Problem details:
Transcribe the records below exactly, leaving out any pictures.

=======

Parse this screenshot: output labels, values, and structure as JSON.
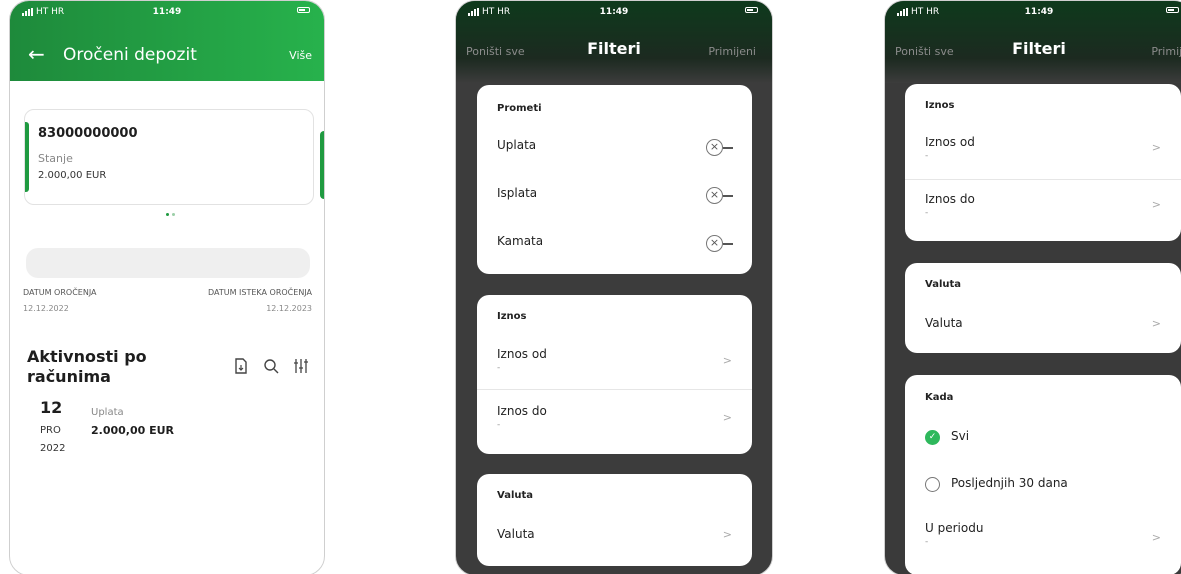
{
  "status": {
    "carrier": "HT HR",
    "time": "11:49"
  },
  "account_screen": {
    "back_label": "←",
    "title": "Oročeni depozit",
    "more": "Više",
    "account_number": "83000000000",
    "balance_label": "Stanje",
    "balance_value": "2.000,00 EUR",
    "start_date_label": "DATUM OROČENJA",
    "start_date": "12.12.2022",
    "end_date_label": "DATUM ISTEKA OROČENJA",
    "end_date": "12.12.2023",
    "activity_title": "Aktivnosti po računima",
    "transaction": {
      "day": "12",
      "month": "PRO",
      "year": "2022",
      "type": "Uplata",
      "amount": "2.000,00 EUR"
    }
  },
  "filters": {
    "reset": "Poništi sve",
    "title": "Filteri",
    "apply": "Primijeni",
    "turnover_title": "Prometi",
    "turnover_items": [
      "Uplata",
      "Isplata",
      "Kamata"
    ],
    "amount_title": "Iznos",
    "amount_from": "Iznos od",
    "amount_to": "Iznos do",
    "empty_value": "-",
    "currency_title": "Valuta",
    "currency_row": "Valuta",
    "when_title": "Kada",
    "when_options": [
      "Svi",
      "Posljednjih 30 dana"
    ],
    "period_row": "U periodu"
  },
  "colors": {
    "brand_green": "#1f9a40",
    "radio_on": "#2eb85c",
    "dim_overlay": "#3c3c3c"
  }
}
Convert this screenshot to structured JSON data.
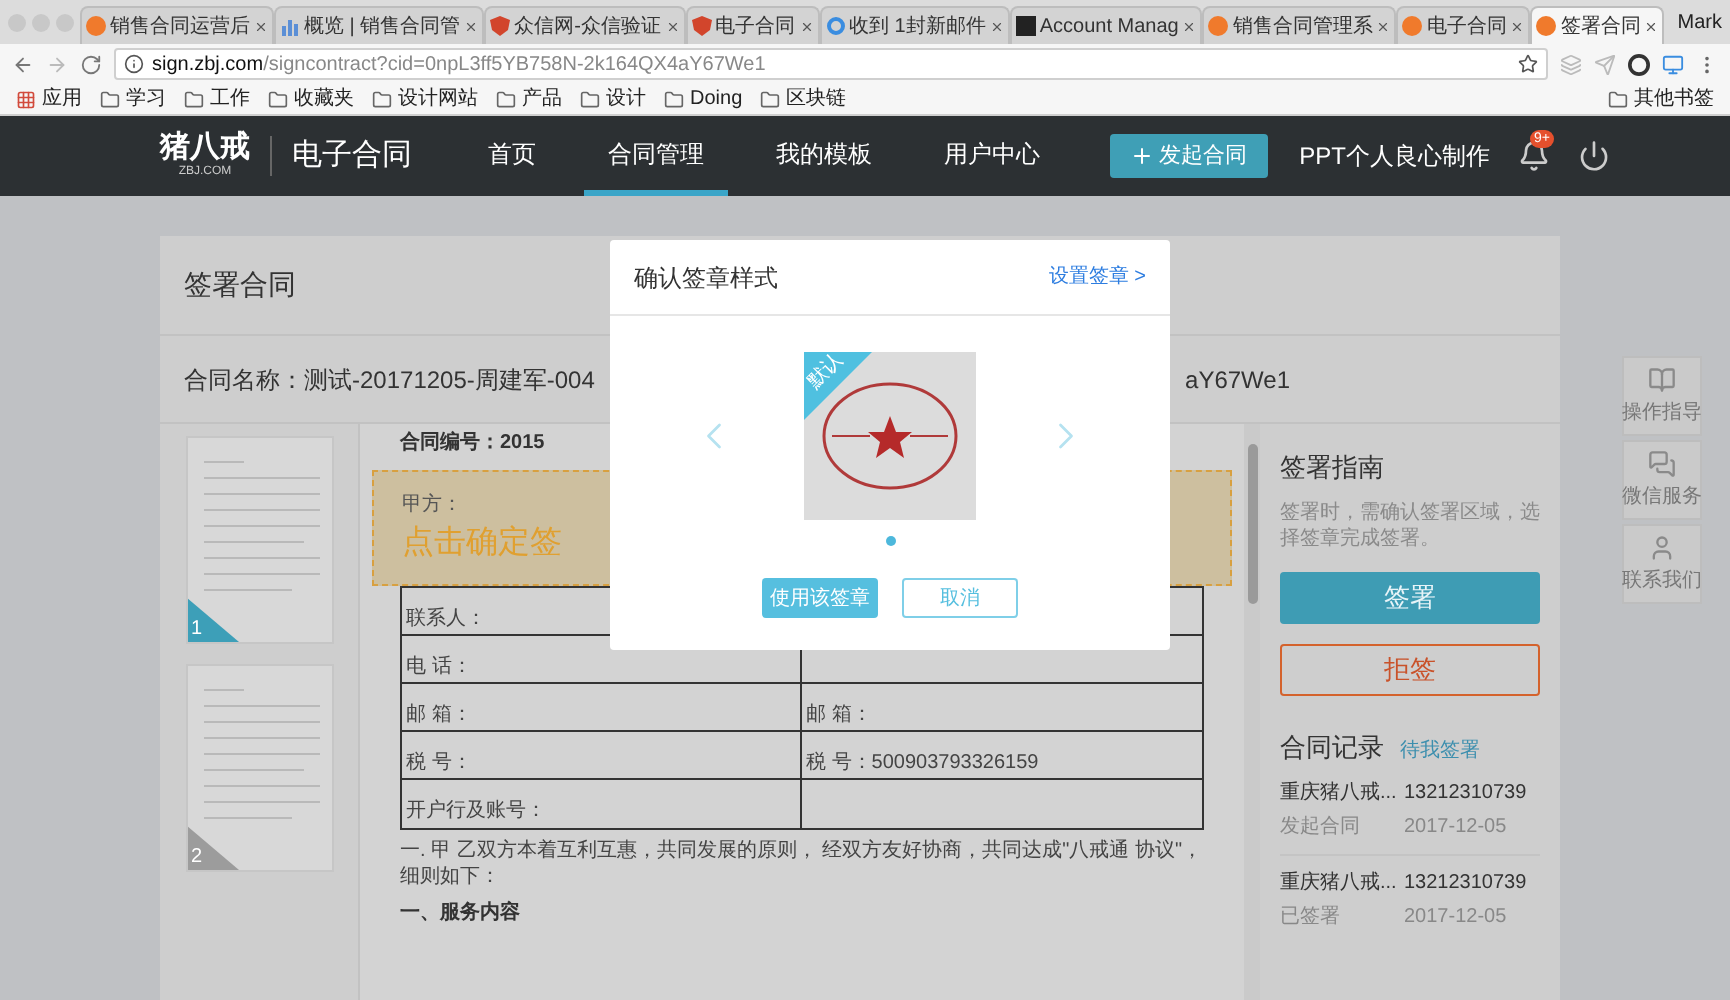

=======

Output for this exercise:
Parse this screenshot: output labels, values, and structure as JSON.
{
  "status": {
    "carrier": "HT HR",
    "time": "11:49"
  },
  "account_screen": {
    "back_label": "←",
    "title": "Oročeni depozit",
    "more": "Više",
    "account_number": "83000000000",
    "balance_label": "Stanje",
    "balance_value": "2.000,00 EUR",
    "start_date_label": "DATUM OROČENJA",
    "start_date": "12.12.2022",
    "end_date_label": "DATUM ISTEKA OROČENJA",
    "end_date": "12.12.2023",
    "activity_title": "Aktivnosti po računima",
    "transaction": {
      "day": "12",
      "month": "PRO",
      "year": "2022",
      "type": "Uplata",
      "amount": "2.000,00 EUR"
    }
  },
  "filters": {
    "reset": "Poništi sve",
    "title": "Filteri",
    "apply": "Primijeni",
    "turnover_title": "Prometi",
    "turnover_items": [
      "Uplata",
      "Isplata",
      "Kamata"
    ],
    "amount_title": "Iznos",
    "amount_from": "Iznos od",
    "amount_to": "Iznos do",
    "empty_value": "-",
    "currency_title": "Valuta",
    "currency_row": "Valuta",
    "when_title": "Kada",
    "when_options": [
      "Svi",
      "Posljednjih 30 dana"
    ],
    "period_row": "U periodu"
  },
  "colors": {
    "brand_green": "#1f9a40",
    "radio_on": "#2eb85c",
    "dim_overlay": "#3c3c3c"
  }
}
Convert this screenshot to structured JSON data.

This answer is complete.